**Text excerpt:**
+++++
# Full choke?



## Seegreen (Aug 16, 2012)

I just recently bought a 20 gauge SX3. Is it safe to shoot steel shot out of the factory full choke?


----------



## Kelly Hannan (Jan 9, 2007)

depends how big of shot. chances are good it won't pattern well. my 12ga SX3 i normally use mod choke and #1 shot. I will use full choke for snow goose


----------



## Habitat Hugger (Jan 19, 2005)

I theoretically you could get a barrel ring bulge. I'd tend to start with IC, pattern it, then work up to modified. If steel patterns OK with mod, I'd leave it at that. It's possible the new chokes are labeled for steel, unlike the older ones which were labeled for lead.

I have a older Win 101, the first ones they ever built with the all new Winchoke back then (1980) Even with IC and mod it shoots really tight with steel, so I mainly use skeet and IC for all steel from #3to BBB. 
It would always kill reliably if the nut behind the stock weren't so loose!


----------



## Chuck Smith (Feb 22, 2005)

seegree...

Check with your booklet. Or if the choke states "steel only" or "lead only".... or something along those lines.

Also if you shoot an email to Winchester i am sure they would answer your question.

But one thing to do is go PATTERN your gun. Because your full choke might throw the shot low and left. Where you mod, IC will have a more consistent pattern. Draw a 30 in circle, aim in the center, and shoot. See where the bulk of your pattern is... with any choke u want to use. Then do again at other distances.
+++++
[Source data]

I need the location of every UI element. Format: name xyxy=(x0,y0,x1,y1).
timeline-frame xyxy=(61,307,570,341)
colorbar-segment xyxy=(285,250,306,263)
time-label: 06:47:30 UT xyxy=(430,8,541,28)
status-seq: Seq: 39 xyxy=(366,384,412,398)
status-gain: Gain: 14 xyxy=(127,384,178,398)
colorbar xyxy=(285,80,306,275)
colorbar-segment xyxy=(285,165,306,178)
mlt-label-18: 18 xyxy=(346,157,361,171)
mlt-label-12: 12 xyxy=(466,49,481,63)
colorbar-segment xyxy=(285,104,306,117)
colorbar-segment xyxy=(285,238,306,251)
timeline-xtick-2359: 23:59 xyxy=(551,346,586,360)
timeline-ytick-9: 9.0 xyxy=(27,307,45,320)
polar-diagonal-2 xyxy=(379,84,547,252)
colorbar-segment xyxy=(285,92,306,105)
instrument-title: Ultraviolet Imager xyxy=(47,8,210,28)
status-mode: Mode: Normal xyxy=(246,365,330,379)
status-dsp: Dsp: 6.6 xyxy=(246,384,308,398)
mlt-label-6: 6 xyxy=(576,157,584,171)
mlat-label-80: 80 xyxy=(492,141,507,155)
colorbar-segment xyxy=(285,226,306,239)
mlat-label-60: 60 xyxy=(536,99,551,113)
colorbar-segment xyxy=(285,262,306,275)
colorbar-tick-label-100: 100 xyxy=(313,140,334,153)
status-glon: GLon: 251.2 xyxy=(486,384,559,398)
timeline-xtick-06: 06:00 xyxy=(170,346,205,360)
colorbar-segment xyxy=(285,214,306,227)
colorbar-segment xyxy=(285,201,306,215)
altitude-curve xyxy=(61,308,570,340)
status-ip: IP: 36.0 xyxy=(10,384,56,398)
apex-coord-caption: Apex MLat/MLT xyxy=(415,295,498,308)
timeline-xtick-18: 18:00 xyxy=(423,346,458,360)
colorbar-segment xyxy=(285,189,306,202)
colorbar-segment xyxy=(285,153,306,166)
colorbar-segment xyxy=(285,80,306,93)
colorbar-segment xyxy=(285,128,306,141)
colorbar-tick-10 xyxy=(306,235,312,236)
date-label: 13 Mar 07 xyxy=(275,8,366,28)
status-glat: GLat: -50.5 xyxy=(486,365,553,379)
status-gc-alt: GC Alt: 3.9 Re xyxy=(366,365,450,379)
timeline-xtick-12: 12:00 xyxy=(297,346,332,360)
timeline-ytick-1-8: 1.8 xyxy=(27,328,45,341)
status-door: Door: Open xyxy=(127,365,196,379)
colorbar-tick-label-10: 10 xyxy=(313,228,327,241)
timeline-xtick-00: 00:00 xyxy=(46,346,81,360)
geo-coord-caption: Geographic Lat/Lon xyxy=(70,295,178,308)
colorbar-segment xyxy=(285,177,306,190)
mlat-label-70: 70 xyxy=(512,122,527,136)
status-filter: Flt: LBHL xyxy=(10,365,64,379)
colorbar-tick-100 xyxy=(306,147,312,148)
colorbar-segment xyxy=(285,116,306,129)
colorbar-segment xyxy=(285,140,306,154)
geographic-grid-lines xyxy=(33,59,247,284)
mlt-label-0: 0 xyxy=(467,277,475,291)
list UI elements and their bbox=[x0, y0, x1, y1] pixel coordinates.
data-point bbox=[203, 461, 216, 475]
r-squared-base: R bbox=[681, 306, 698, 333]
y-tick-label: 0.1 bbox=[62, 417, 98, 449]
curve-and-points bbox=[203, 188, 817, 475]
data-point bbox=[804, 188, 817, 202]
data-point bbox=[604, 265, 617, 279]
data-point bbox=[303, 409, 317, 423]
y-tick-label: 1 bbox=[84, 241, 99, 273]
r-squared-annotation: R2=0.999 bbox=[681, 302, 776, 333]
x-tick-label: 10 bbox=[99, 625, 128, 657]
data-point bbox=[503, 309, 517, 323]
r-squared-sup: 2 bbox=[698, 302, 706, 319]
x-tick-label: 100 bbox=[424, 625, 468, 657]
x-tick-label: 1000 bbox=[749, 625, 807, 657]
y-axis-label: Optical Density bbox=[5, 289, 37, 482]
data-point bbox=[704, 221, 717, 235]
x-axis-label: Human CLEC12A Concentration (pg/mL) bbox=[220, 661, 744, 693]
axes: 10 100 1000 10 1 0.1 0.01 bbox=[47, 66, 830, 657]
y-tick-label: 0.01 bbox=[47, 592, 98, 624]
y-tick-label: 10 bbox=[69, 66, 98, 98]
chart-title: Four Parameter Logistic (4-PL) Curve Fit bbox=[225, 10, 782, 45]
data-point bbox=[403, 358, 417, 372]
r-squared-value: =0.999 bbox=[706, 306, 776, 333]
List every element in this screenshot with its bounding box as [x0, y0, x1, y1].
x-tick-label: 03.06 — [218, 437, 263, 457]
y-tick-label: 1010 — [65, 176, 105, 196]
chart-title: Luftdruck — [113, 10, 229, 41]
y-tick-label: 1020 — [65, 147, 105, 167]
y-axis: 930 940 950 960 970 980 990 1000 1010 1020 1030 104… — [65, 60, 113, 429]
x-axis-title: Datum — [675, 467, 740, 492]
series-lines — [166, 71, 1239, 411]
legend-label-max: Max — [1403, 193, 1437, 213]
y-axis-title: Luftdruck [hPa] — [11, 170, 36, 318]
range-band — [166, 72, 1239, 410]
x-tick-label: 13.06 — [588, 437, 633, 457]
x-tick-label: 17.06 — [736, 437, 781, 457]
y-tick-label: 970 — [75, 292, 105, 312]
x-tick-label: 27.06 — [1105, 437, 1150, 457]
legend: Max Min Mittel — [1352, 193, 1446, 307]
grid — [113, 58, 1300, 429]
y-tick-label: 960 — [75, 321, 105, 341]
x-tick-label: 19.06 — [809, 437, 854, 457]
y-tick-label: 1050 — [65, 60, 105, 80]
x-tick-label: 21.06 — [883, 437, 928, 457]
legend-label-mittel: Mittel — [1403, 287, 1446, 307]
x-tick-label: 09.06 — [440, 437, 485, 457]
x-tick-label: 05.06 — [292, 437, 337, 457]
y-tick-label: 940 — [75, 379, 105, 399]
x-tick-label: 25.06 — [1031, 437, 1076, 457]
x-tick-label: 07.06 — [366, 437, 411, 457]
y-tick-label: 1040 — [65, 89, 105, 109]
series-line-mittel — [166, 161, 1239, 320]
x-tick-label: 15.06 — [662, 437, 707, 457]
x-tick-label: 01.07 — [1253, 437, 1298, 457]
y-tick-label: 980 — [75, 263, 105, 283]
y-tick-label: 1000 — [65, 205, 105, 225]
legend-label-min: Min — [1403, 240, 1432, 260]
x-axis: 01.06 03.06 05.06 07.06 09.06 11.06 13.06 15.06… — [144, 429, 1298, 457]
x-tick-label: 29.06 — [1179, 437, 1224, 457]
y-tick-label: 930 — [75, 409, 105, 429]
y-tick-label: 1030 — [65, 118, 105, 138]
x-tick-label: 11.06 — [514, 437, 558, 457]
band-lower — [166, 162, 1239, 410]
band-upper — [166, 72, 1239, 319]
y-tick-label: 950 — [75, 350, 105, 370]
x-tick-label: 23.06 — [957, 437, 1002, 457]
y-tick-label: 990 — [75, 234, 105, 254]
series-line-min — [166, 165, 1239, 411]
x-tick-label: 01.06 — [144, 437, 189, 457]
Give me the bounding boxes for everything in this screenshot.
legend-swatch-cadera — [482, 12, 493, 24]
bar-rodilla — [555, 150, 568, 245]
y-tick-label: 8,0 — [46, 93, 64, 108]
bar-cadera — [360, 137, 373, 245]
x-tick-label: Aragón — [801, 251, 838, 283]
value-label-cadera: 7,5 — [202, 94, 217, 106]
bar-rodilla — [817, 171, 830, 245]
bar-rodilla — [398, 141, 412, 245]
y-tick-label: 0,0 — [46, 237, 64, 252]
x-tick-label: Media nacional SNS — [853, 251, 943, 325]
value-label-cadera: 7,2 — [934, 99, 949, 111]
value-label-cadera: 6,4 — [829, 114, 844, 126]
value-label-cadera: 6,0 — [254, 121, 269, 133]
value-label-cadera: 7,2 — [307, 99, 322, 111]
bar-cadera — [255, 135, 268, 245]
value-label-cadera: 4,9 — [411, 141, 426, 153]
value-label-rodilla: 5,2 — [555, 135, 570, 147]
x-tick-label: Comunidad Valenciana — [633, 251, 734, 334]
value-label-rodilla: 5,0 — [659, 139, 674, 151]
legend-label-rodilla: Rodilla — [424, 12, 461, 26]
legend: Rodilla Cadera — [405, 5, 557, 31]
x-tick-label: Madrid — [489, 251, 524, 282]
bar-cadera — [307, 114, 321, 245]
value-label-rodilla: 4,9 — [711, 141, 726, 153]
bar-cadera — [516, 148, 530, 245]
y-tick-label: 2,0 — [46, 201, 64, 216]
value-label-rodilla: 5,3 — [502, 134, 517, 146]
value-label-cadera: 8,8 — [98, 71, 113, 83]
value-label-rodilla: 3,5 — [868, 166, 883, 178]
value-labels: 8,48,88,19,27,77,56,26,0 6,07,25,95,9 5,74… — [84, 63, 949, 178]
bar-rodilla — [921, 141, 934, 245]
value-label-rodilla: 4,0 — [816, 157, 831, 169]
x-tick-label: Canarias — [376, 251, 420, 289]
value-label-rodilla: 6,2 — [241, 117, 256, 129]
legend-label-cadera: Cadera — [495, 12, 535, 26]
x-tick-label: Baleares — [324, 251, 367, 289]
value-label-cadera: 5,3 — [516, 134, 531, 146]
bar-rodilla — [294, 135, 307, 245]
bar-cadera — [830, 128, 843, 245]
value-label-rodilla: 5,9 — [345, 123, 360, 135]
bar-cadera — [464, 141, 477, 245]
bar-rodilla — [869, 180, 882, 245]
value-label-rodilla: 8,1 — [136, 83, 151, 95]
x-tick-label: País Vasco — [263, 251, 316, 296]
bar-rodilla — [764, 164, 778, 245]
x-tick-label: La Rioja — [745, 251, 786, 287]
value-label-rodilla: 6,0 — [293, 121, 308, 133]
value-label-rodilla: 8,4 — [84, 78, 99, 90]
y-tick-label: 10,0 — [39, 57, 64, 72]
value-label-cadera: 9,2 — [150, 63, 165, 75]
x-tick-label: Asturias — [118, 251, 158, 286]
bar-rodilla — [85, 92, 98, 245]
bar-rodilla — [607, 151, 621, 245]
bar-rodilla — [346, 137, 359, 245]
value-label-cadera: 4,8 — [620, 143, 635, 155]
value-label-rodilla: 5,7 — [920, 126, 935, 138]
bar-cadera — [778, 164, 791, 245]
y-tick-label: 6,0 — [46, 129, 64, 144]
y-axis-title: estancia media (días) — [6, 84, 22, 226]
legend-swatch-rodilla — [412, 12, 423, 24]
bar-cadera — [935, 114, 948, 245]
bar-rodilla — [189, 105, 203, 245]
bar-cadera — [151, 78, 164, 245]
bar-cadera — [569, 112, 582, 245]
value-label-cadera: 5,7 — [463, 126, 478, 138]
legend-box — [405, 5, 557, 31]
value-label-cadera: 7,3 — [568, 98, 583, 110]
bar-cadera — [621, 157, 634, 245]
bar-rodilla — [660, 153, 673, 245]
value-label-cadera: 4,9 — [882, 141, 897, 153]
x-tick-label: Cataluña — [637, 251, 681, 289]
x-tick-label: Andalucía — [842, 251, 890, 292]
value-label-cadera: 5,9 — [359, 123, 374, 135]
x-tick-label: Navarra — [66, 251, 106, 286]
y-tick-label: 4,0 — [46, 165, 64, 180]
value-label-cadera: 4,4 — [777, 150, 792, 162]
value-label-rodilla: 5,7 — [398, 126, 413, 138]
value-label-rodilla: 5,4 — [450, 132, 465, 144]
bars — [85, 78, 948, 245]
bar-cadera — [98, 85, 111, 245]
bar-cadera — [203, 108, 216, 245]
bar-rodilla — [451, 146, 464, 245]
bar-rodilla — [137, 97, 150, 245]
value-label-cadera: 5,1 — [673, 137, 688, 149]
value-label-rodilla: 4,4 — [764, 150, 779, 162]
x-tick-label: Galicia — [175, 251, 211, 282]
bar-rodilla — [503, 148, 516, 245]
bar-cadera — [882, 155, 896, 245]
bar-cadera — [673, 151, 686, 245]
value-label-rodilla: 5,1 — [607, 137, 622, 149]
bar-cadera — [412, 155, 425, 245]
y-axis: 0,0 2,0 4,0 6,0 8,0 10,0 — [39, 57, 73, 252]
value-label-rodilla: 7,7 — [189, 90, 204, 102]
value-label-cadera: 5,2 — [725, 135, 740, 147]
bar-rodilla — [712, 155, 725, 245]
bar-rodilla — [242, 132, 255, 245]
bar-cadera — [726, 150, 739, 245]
+++++
**Goal 1:** Please set down the passage from the full-choke thread starting at "It would always" and ending at "answer your question.".
**Goal 2:**
Using the full-choke thread, answer each item below on its own line.
(a) What gauge is the SX3 that Seegreen recently bought?
(b) Which chokes does Habitat Hugger mainly use for all steel from #3 to BBB?
(c) How large a circle does Chuck Smith say to draw when patterning the gun?

**Written response 1:**
It would always kill reliably if the nut behind the stock weren't so loose!


----------



## Chuck Smith (Feb 22, 2005)

seegree...

Check with your booklet. Or if the choke states "steel only" or "lead only".... or something along those lines.

Also if you shoot an email to Winchester i am sure they would answer your question.

**Written response 2:**
(a) 20 gauge
(b) Skeet and IC
(c) A 30 in circle